#### [TASKS]
A. In the thread, which page of Stroustrup does the stack example come from?
B. Rewrite the thread's text from "A user experiencing" up to and including "(Jonathan Shopiro) (12/05/89)", changing "Pattern Recognition Group" to "Image Analysis Group".

#### [EXTRACT]
===============

[comp.lang.c++] Variable sized objects

ben@duttnph.tudelft.nl (Ben Verwer) (12/05/89)

How do you implement variable sized objects in 2.0
Consider the example of a stack from Stroustrup, page 165:

class char_stack {
	int size;
	char *top;
	char s[1];
public:
	char_stack(int sz);
	void push(char c)  // etc...
	char pop()         // etc...
};

char_stack::char_stack(int sz) {
	this = (char_stack*)new char[sizeof(char_stack)+sz-1];
	size = sz;
	top = s;
}

You can allocate a new stack by the statement:
char_stack* mystack = new char_stack(1000);

In 2.0 operator new has be be used instead of assignment to this.
But both operator new and the constructor need to know the size of the object.
Should it be something ugly like (probably not, it does not even compile, 
though I don't understand why not, "too few arguments for method 
`operator new'"):

char_stack* mystack = new(1000) char_stack(1000); // tell the same thing twice

With:
void* char_stack::operator new(size_t SizeWithOneChar, int sz) {
	return (char_stack*) new char[SizeWithOneChar+sz-1];
}

char_stack::char_stack(int sz) { size = sz; top = s; }


A user experiencing an upgrade in a language! Help me can onesome?

-----------------------------------------------------------------------------
Ben Verwer                                                       Lorentzweg 1
Pattern Recognition Group                                      2628 CJ  Delft
Faculty of Applied Physics                                    The Netherlands
Delft University of Technology                                  +31(15)783247
	

shopiro@alice.UUCP (Jonathan Shopiro) (12/05/89)

In article <1020@dutrun.UUCP>, ben@duttnph.tudelft.nl (Ben Verwer) writes:
> How do you implement variable sized objects in 2.0
> Consider the example of a stack from Stroustrup, page 165:
> 
> class char_stack {
> 	int size;
> 	char *top;
> 	char s[1];
> public:
> 	char_stack(int sz);
> 	void push(char c)  // etc...
> 	char pop()         // etc...
> };
> 
> char_stack::char_stack(int sz) {
> 	this = (char_stack*)new char[sizeof(char_stack)+sz-1];
> 	size = sz;
> 	top = s;
> }
> 
> You can allocate a new stack by the statement:
> char_stack* mystack = new char_stack(1000);
> 
> In 2.0 operator new has be be used instead of assignment to this.

===============

Element location data

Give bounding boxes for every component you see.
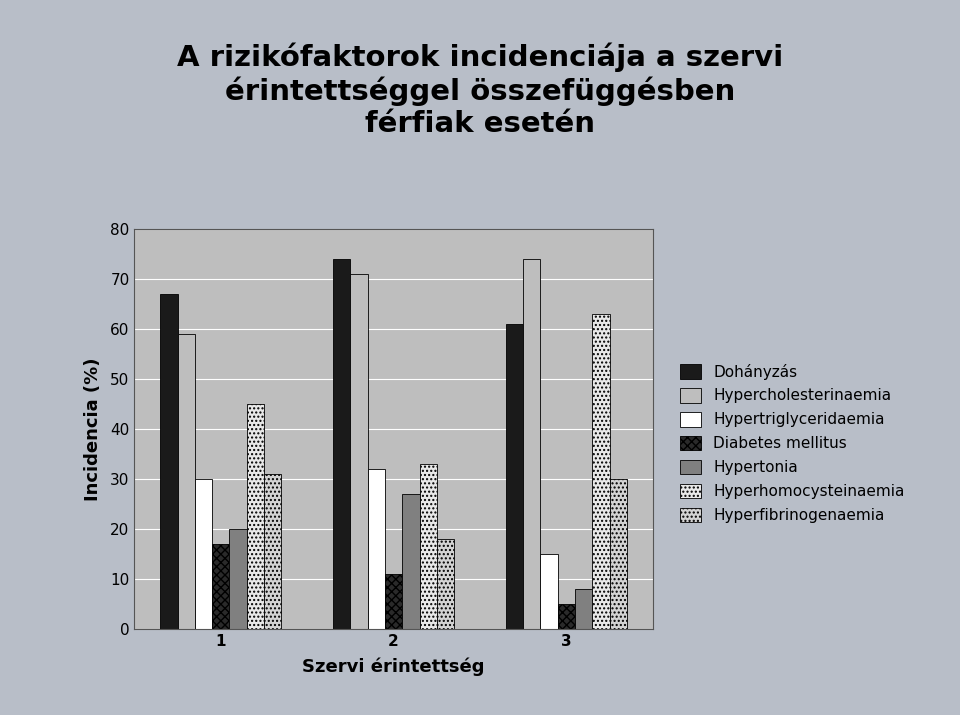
Bar	[350, 274, 368, 629]
Bar	[212, 544, 229, 629]
Bar	[195, 479, 212, 629]
Bar	[523, 259, 540, 629]
Y-axis label: Incidencia (%): Incidencia (%)	[84, 358, 102, 500]
Text: A rizikófaktorok incidenciája a szervi
érintettséggel összefüggésben
férfiak ese: A rizikófaktorok incidenciája a szervi é…	[177, 42, 783, 138]
Bar	[402, 494, 420, 629]
Bar	[437, 539, 454, 629]
Bar	[575, 589, 592, 629]
X-axis label: Szervi érintettség: Szervi érintettség	[302, 657, 485, 676]
Bar	[333, 259, 350, 629]
Bar	[558, 604, 575, 629]
Bar	[160, 294, 178, 629]
Bar	[420, 464, 437, 629]
Bar	[247, 404, 264, 629]
Bar	[506, 324, 523, 629]
Bar	[229, 529, 247, 629]
Bar	[540, 554, 558, 629]
Bar	[385, 574, 402, 629]
Bar	[264, 474, 281, 629]
Bar	[368, 469, 385, 629]
Bar	[592, 314, 610, 629]
Bar	[610, 479, 627, 629]
Bar	[178, 334, 195, 629]
Legend: Dohányzás, Hypercholesterinaemia, Hypertriglyceridaemia, Diabetes mellitus, Hype: Dohányzás, Hypercholesterinaemia, Hypert…	[680, 363, 904, 523]
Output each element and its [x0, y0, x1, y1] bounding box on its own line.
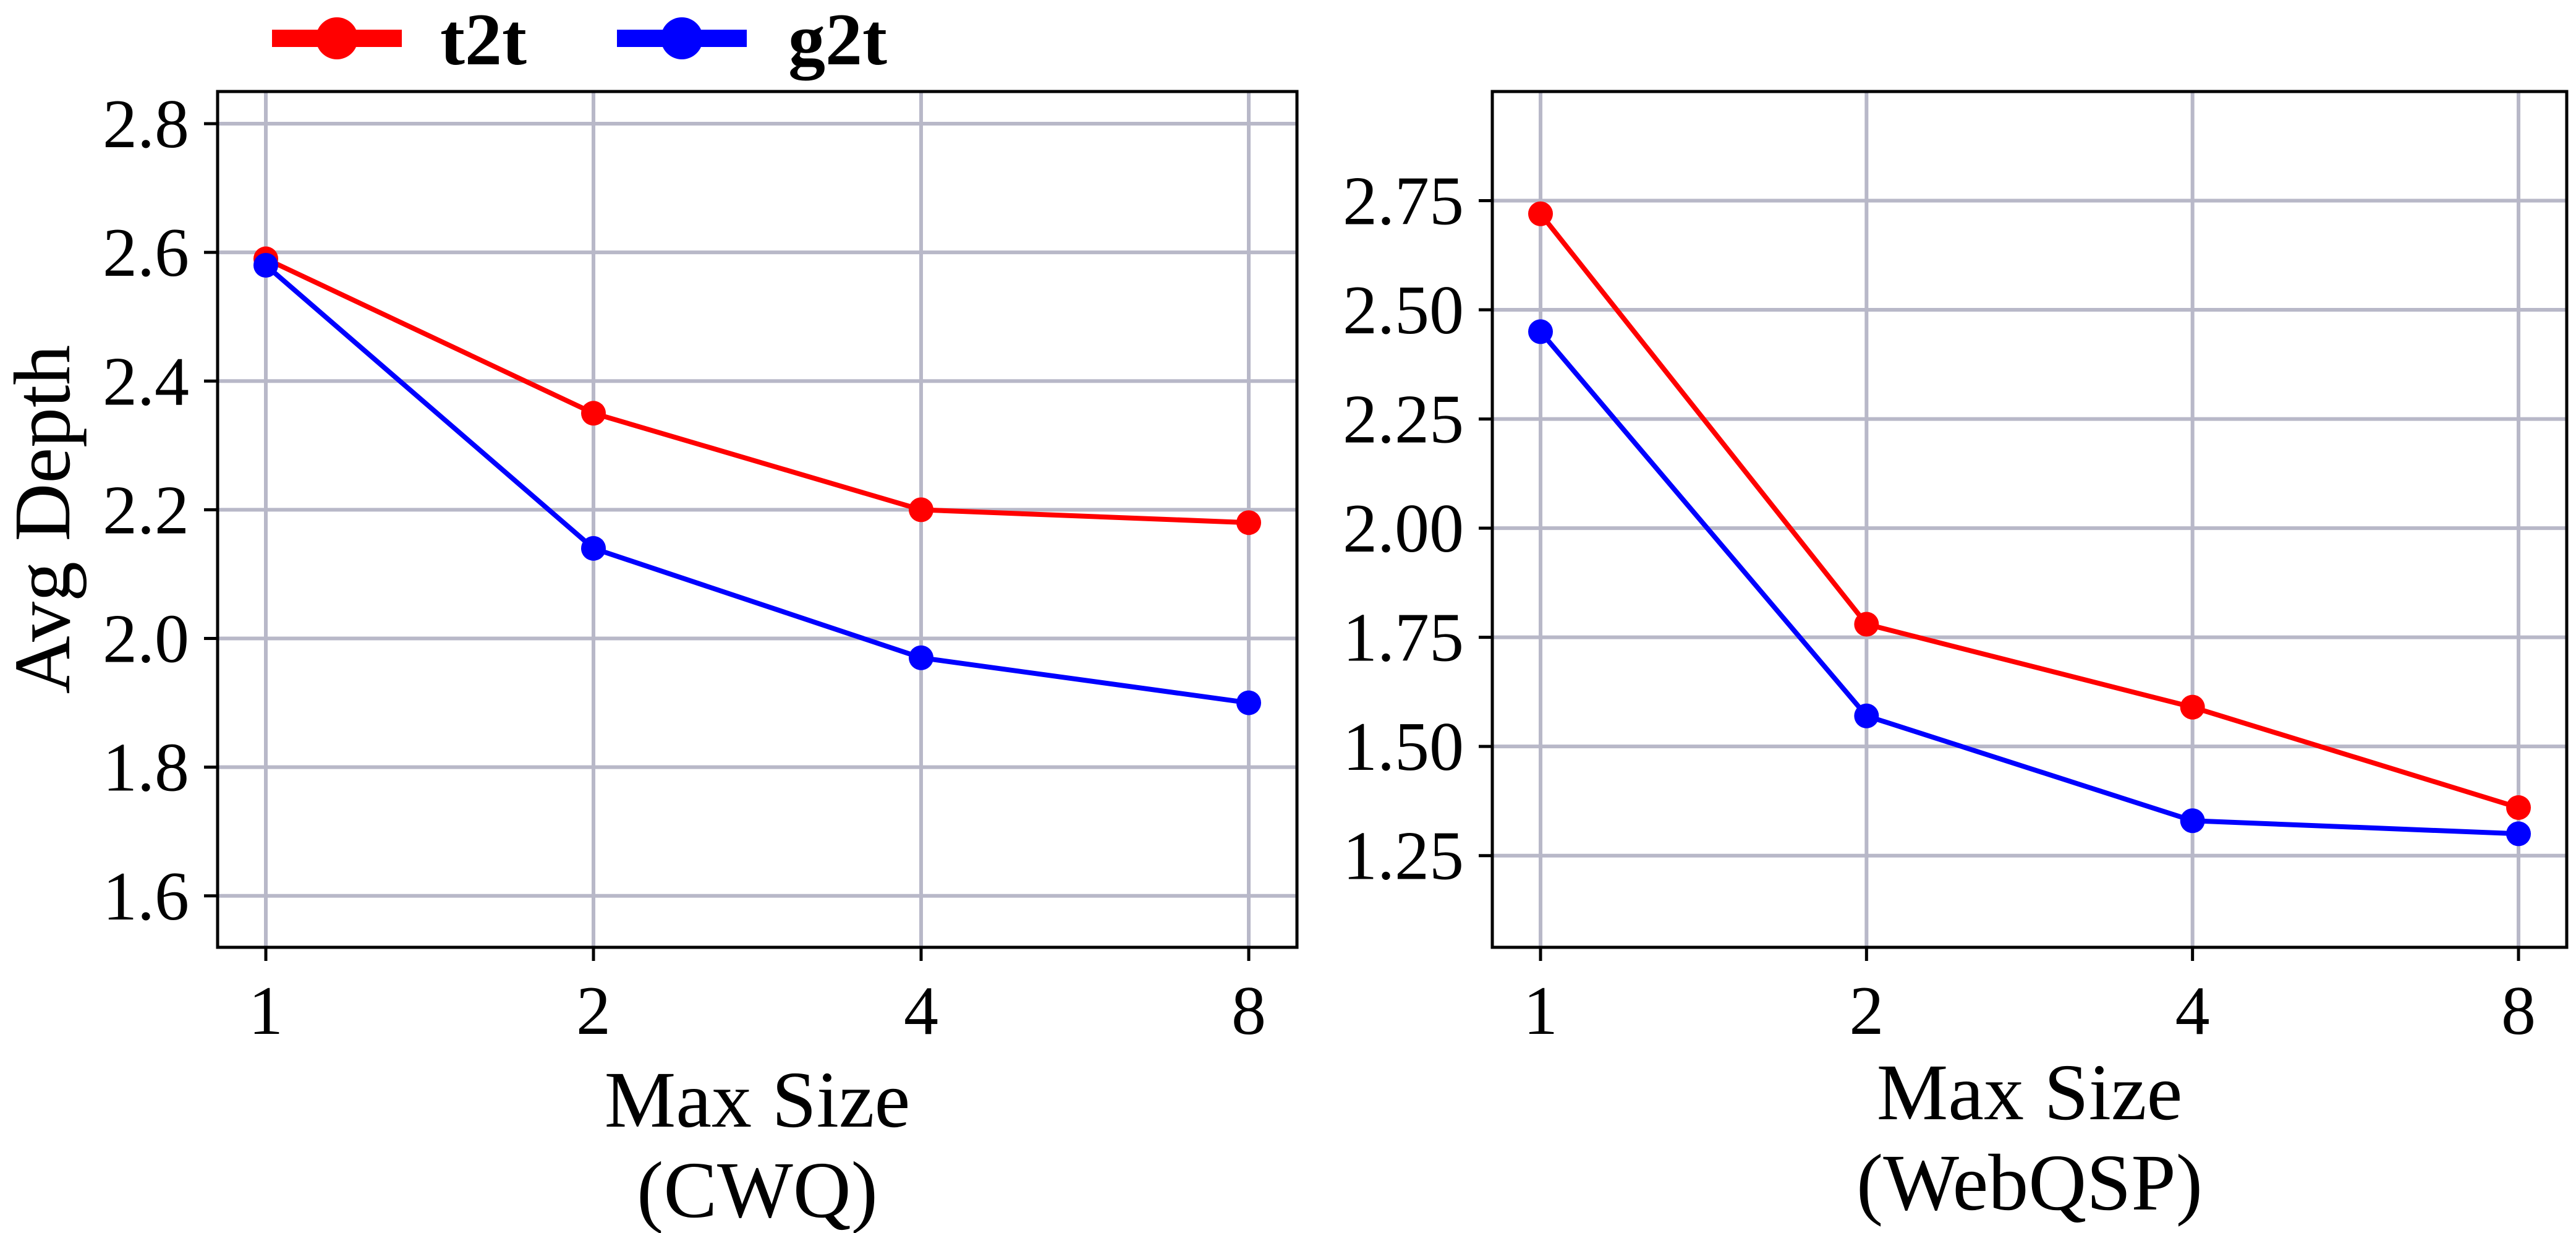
- ticks-webqsp: 1 2 4 8 1.25 1.50 1.75 2.00 2.25 2.50 2.75: [1343, 163, 2536, 1049]
- legend: t2t g2t: [272, 0, 887, 81]
- data-point-g2t: [2506, 821, 2531, 847]
- x-tick-label: 4: [2175, 973, 2210, 1049]
- data-point-t2t: [1236, 510, 1261, 535]
- x-tick-label: 8: [1231, 973, 1266, 1049]
- y-tick-label: 2.4: [103, 343, 189, 420]
- y-tick-label: 2.2: [103, 472, 189, 548]
- data-point-t2t: [1854, 612, 1879, 637]
- chart-panel-webqsp: 1 2 4 8 1.25 1.50 1.75 2.00 2.25 2.50 2.75 Max Siz…: [1343, 90, 2569, 1227]
- legend-item-t2t: t2t: [272, 0, 527, 80]
- data-point-t2t: [1528, 201, 1553, 226]
- plot-frame-webqsp: [1490, 90, 2569, 949]
- y-tick-label: 2.0: [103, 601, 189, 678]
- y-tick-label: 1.50: [1343, 709, 1464, 785]
- series-line-g2t: [264, 263, 1249, 706]
- y-tick-label: 2.50: [1343, 272, 1464, 349]
- x-axis-subtitle-webqsp: (WebQSP): [1856, 1138, 2203, 1227]
- data-point-t2t: [2506, 795, 2531, 821]
- x-tick-label: 2: [1849, 973, 1884, 1049]
- x-axis-title-webqsp: Max Size: [1877, 1048, 2183, 1137]
- data-point-g2t: [1854, 703, 1879, 728]
- y-tick-label: 2.00: [1343, 490, 1464, 567]
- y-tick-label: 1.25: [1343, 818, 1464, 895]
- ticks-cwq: 1 2 4 8 1.6 1.8 2.0 2.2 2.4 2.6 2.8: [103, 86, 1266, 1049]
- x-axis-subtitle-cwq: (CWQ): [637, 1146, 878, 1233]
- data-point-t2t: [2180, 694, 2205, 720]
- plot-frame-cwq: [216, 90, 1299, 949]
- data-point-g2t: [1236, 690, 1261, 715]
- chart-panel-cwq: 1 2 4 8 1.6 1.8 2.0 2.2 2.4 2.6 2.8 Max Size (CWQ)…: [0, 86, 1299, 1233]
- y-tick-label: 1.8: [103, 730, 189, 806]
- x-axis-title-cwq: Max Size: [605, 1056, 911, 1145]
- x-tick-label: 1: [1523, 973, 1558, 1049]
- data-point-g2t: [581, 535, 606, 561]
- data-point-g2t: [909, 645, 933, 670]
- legend-item-g2t: g2t: [617, 0, 887, 81]
- series-cwq: [253, 246, 1261, 715]
- series-line-t2t: [1538, 212, 2520, 810]
- series-line-t2t: [265, 256, 1249, 526]
- data-point-g2t: [1528, 319, 1553, 344]
- series-webqsp: [1528, 201, 2531, 847]
- legend-marker-t2t: [316, 17, 358, 59]
- series-line-g2t: [1538, 330, 2519, 837]
- legend-label-g2t: g2t: [788, 0, 887, 81]
- data-point-t2t: [581, 401, 606, 426]
- x-tick-label: 2: [576, 973, 611, 1049]
- data-point-g2t: [253, 252, 278, 278]
- x-tick-label: 4: [904, 973, 938, 1049]
- x-tick-label: 1: [249, 973, 283, 1049]
- y-axis-title-cwq: Avg Depth: [0, 345, 87, 694]
- y-tick-label: 2.75: [1343, 163, 1464, 240]
- y-tick-label: 2.8: [103, 86, 189, 163]
- y-tick-label: 2.6: [103, 215, 189, 291]
- legend-marker-g2t: [661, 17, 703, 59]
- data-point-g2t: [2180, 808, 2205, 834]
- x-tick-label: 8: [2501, 973, 2536, 1049]
- grid-webqsp: [1492, 92, 2567, 947]
- y-tick-label: 1.75: [1343, 600, 1464, 676]
- data-point-t2t: [909, 497, 933, 523]
- y-tick-label: 2.25: [1343, 382, 1464, 458]
- y-tick-label: 1.6: [103, 858, 189, 935]
- legend-label-t2t: t2t: [440, 0, 527, 80]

===============

#### [EXERCISE RESPONSES]
A. Page 165.

B.
A user experiencing an upgrade in a language! Help me can onesome?

-----------------------------------------------------------------------------
Ben Verwer                                                       Lorentzweg 1
Image Analysis Group                                      2628 CJ  Delft
Faculty of Applied Physics                                    The Netherlands
Delft University of Technology                                  +31(15)783247
	

shopiro@alice.UUCP (Jonathan Shopiro) (12/05/89)